→ Problem to work on
Write out the records that appear below, verbatim and complete, but without pictures.

====== Working data

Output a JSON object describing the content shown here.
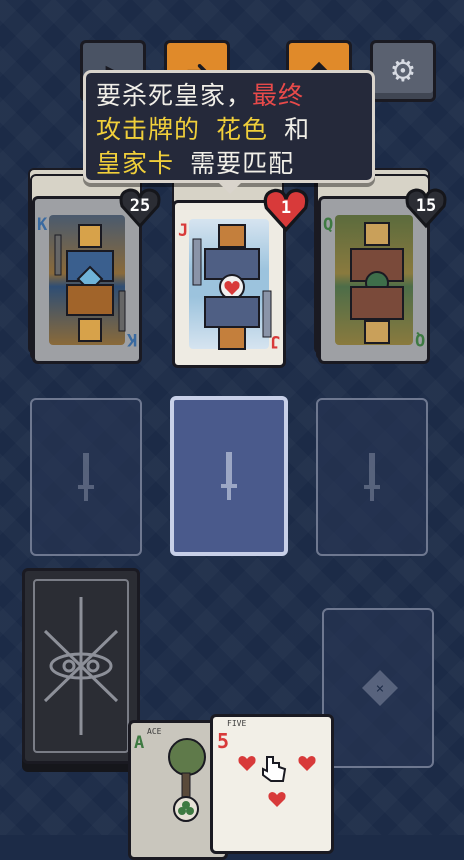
{
  "toolbar": {
    "buttons": [
      {
        "name": "back-button",
        "icon": "back-icon"
      },
      {
        "name": "forward-button",
        "icon": "arrow-icon"
      },
      {
        "name": "map-button",
        "icon": "map-icon"
      },
      {
        "name": "settings-button",
        "icon": "gear-icon"
      }
    ]
  },
  "tooltip": {
    "line1_a": "要杀死皇家，",
    "line1_b": "最终",
    "line2_a": "攻击牌的 花色",
    "line2_b": " 和",
    "line3_a": "皇家卡",
    "line3_b": " 需要匹配"
  },
  "royals": [
    {
      "rank": "K",
      "suit": "spade",
      "hp": "25",
      "state": "dimmed"
    },
    {
      "rank": "J",
      "suit": "heart",
      "hp": "1",
      "state": "active"
    },
    {
      "rank": "Q",
      "suit": "club",
      "hp": "15",
      "state": "dimmed"
    }
  ],
  "hand": [
    {
      "rank": "A",
      "suit": "club",
      "label": "ACE"
    },
    {
      "rank": "5",
      "suit": "heart",
      "label": "FIVE"
    }
  ],
  "colors": {
    "background": "#1c2b47",
    "heart": "#d83a3a",
    "accent_orange": "#e08a2a",
    "slot_active": "#4a5a8c"
  }
}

============

→ Written answer
Output a JSON object describing the content shown here.
{
  "toolbar": {
    "buttons": [
      {
        "name": "back-button",
        "icon": "back-icon"
      },
      {
        "name": "forward-button",
        "icon": "arrow-icon"
      },
      {
        "name": "map-button",
        "icon": "map-icon"
      },
      {
        "name": "settings-button",
        "icon": "gear-icon"
      }
    ]
  },
  "tooltip": {
    "line1_a": "要杀死皇家，",
    "line1_b": "最终",
    "line2_a": "攻击牌的 花色",
    "line2_b": " 和",
    "line3_a": "皇家卡",
    "line3_b": " 需要匹配"
  },
  "royals": [
    {
      "rank": "K",
      "suit": "spade",
      "hp": "25",
      "state": "dimmed"
    },
    {
      "rank": "J",
      "suit": "heart",
      "hp": "1",
      "state": "active"
    },
    {
      "rank": "Q",
      "suit": "club",
      "hp": "15",
      "state": "dimmed"
    }
  ],
  "hand": [
    {
      "rank": "A",
      "suit": "club",
      "label": "ACE"
    },
    {
      "rank": "5",
      "suit": "heart",
      "label": "FIVE"
    }
  ],
  "colors": {
    "background": "#1c2b47",
    "heart": "#d83a3a",
    "accent_orange": "#e08a2a",
    "slot_active": "#4a5a8c"
  }
}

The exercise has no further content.